(Data records)
========================================================================

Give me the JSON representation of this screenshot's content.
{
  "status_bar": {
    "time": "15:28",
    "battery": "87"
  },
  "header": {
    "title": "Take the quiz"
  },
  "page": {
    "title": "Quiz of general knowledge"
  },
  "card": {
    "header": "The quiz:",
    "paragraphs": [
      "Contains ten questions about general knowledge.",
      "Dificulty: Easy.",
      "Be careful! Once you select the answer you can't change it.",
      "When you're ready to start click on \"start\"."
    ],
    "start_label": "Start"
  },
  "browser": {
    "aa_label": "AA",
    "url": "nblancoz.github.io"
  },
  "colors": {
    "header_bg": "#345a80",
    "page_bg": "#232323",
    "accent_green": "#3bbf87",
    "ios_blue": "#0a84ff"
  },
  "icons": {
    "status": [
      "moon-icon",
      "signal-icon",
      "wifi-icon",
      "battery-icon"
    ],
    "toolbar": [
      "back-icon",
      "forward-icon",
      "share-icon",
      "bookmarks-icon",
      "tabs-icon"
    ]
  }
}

========================================================================

§ Given instruction
All of the lines above need to be given again exactly.

§ Exercise output
Give me the JSON representation of this screenshot's content.
{
  "status_bar": {
    "time": "15:28",
    "battery": "87"
  },
  "header": {
    "title": "Take the quiz"
  },
  "page": {
    "title": "Quiz of general knowledge"
  },
  "card": {
    "header": "The quiz:",
    "paragraphs": [
      "Contains ten questions about general knowledge.",
      "Dificulty: Easy.",
      "Be careful! Once you select the answer you can't change it.",
      "When you're ready to start click on \"start\"."
    ],
    "start_label": "Start"
  },
  "browser": {
    "aa_label": "AA",
    "url": "nblancoz.github.io"
  },
  "colors": {
    "header_bg": "#345a80",
    "page_bg": "#232323",
    "accent_green": "#3bbf87",
    "ios_blue": "#0a84ff"
  },
  "icons": {
    "status": [
      "moon-icon",
      "signal-icon",
      "wifi-icon",
      "battery-icon"
    ],
    "toolbar": [
      "back-icon",
      "forward-icon",
      "share-icon",
      "bookmarks-icon",
      "tabs-icon"
    ]
  }
}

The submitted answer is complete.